Set task ::
Pull each line holding the word "PRISM" from the data.

[Records from a dataset]
== == ==

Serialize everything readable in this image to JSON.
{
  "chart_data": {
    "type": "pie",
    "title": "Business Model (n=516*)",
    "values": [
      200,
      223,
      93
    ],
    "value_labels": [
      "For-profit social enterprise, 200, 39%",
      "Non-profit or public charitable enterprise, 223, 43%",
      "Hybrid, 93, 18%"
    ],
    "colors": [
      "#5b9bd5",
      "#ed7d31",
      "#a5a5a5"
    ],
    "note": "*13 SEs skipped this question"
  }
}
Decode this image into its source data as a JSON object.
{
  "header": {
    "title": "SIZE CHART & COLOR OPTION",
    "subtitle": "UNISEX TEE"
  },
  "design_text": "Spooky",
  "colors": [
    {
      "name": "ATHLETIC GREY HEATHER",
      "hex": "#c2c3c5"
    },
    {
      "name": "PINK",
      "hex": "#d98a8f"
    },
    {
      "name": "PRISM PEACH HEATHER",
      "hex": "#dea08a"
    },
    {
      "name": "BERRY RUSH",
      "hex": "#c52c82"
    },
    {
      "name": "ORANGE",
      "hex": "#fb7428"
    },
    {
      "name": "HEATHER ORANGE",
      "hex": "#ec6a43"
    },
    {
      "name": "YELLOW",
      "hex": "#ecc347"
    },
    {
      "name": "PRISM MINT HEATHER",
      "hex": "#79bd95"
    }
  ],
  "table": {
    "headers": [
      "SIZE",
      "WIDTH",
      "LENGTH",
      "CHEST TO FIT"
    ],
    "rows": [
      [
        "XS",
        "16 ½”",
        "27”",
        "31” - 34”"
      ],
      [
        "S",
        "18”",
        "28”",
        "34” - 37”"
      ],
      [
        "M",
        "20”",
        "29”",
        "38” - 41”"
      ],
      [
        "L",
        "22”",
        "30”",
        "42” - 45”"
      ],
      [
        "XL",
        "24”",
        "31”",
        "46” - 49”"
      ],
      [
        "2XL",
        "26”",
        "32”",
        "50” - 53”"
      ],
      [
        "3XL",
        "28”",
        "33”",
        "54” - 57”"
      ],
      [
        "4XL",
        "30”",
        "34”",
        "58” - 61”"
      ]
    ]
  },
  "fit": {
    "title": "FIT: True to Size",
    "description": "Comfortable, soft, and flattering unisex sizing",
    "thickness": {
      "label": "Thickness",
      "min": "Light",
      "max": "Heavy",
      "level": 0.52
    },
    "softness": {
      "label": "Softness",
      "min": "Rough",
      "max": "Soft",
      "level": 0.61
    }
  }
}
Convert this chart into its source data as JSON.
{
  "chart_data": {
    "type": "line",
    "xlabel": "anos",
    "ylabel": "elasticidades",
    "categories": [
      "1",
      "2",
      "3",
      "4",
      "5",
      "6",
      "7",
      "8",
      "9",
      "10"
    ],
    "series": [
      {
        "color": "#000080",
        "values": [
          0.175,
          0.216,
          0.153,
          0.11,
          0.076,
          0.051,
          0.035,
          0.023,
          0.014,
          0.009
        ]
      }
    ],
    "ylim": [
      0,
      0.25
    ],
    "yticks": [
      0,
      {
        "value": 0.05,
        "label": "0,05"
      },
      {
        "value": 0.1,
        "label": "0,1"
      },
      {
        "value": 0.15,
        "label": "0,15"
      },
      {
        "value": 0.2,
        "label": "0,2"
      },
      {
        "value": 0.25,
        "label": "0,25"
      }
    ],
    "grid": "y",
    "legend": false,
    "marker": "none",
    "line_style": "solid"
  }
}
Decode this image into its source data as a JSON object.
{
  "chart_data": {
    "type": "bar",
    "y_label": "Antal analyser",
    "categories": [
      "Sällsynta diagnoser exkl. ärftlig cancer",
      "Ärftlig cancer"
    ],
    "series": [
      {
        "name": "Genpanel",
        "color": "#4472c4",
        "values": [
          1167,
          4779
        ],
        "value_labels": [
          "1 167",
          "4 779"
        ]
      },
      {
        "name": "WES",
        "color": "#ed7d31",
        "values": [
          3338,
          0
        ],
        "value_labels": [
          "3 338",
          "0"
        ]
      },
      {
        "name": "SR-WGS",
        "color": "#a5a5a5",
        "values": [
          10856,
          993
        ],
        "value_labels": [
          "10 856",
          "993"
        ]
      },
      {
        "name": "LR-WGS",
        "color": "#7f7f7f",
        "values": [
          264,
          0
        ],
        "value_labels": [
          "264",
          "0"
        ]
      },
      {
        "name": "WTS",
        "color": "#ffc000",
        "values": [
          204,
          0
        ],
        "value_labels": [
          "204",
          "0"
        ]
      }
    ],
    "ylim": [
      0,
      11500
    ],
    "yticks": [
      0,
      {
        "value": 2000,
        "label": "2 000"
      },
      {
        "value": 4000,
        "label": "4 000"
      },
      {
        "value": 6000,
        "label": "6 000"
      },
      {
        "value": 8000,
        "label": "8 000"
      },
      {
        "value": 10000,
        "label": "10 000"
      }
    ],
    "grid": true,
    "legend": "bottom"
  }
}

== == ==

Complete answer ::
      "name": "PRISM PEACH HEATHER",
      "name": "PRISM MINT HEATHER",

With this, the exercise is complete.